WORKING DATA:
....

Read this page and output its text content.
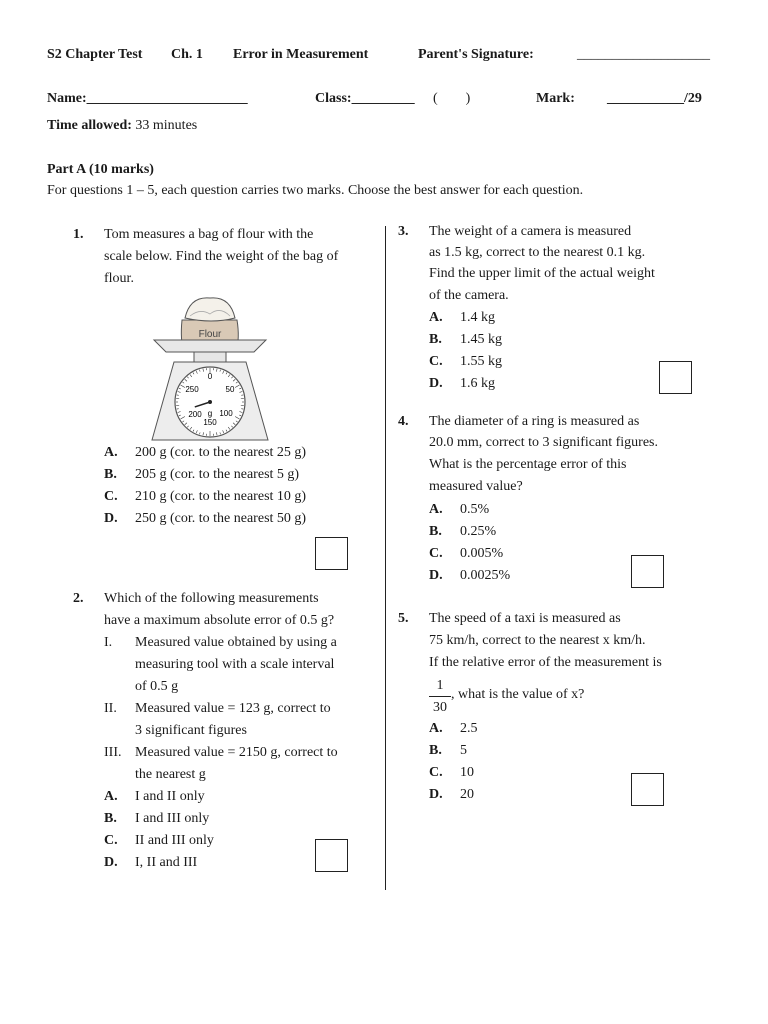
S2 Chapter Test Ch. 1 Error in Measurement	Parent's Signature:	___________________
Name:_______________________	Class:_________ (        )	Mark: ___________/29
Time allowed: 33 minutes
Part A (10 marks)
For questions 1 – 5, each question carries two marks. Choose the best answer for each question.
1. Tom measures a bag of flour with the
scale below. Find the weight of the bag of
flour.
Flour
0
50
100
150
200
250
g
A. 200 g (cor. to the nearest 25 g)
B. 205 g (cor. to the nearest 5 g)
C. 210 g (cor. to the nearest 10 g)
D. 250 g (cor. to the nearest 50 g)
2. Which of the following measurements
have a maximum absolute error of 0.5 g?
I. Measured value obtained by using a
measuring tool with a scale interval
of 0.5 g
II. Measured value = 123 g, correct to
3 significant figures
III. Measured value = 2150 g, correct to
the nearest g
A. I and II only
B. I and III only
C. II and III only
D. I, II and III
3. The weight of a camera is measured
as 1.5 kg, correct to the nearest 0.1 kg.
Find the upper limit of the actual weight
of the camera.
A. 1.4 kg
B. 1.45 kg
C. 1.55 kg
D. 1.6 kg
4. The diameter of a ring is measured as
20.0 mm, correct to 3 significant figures.
What is the percentage error of this
measured value?
A. 0.5%
B. 0.25%
C. 0.005%
D. 0.0025%
5. The speed of a taxi is measured as
75 km/h, correct to the nearest x km/h.
If the relative error of the measurement is
1
30
, what is the value of x?
A. 2.5
B. 5
C. 10
D. 20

....

AIM OF THE EXERCISE: Quote the records above in full, dropping each picture.

RESULT OF THE EXERCISE:
Read this page and output its text content.
S2 Chapter Test Ch. 1 Error in Measurement	Parent's Signature:	___________________
Name:_______________________	Class:_________ (        )	Mark: ___________/29
Time allowed: 33 minutes
Part A (10 marks)
For questions 1 – 5, each question carries two marks. Choose the best answer for each question.
1. Tom measures a bag of flour with the
scale below. Find the weight of the bag of
flour.
Flour
0
50
100
150
200
250
g
A. 200 g (cor. to the nearest 25 g)
B. 205 g (cor. to the nearest 5 g)
C. 210 g (cor. to the nearest 10 g)
D. 250 g (cor. to the nearest 50 g)
2. Which of the following measurements
have a maximum absolute error of 0.5 g?
I. Measured value obtained by using a
measuring tool with a scale interval
of 0.5 g
II. Measured value = 123 g, correct to
3 significant figures
III. Measured value = 2150 g, correct to
the nearest g
A. I and II only
B. I and III only
C. II and III only
D. I, II and III
3. The weight of a camera is measured
as 1.5 kg, correct to the nearest 0.1 kg.
Find the upper limit of the actual weight
of the camera.
A. 1.4 kg
B. 1.45 kg
C. 1.55 kg
D. 1.6 kg
4. The diameter of a ring is measured as
20.0 mm, correct to 3 significant figures.
What is the percentage error of this
measured value?
A. 0.5%
B. 0.25%
C. 0.005%
D. 0.0025%
5. The speed of a taxi is measured as
75 km/h, correct to the nearest x km/h.
If the relative error of the measurement is
1
30
, what is the value of x?
A. 2.5
B. 5
C. 10
D. 20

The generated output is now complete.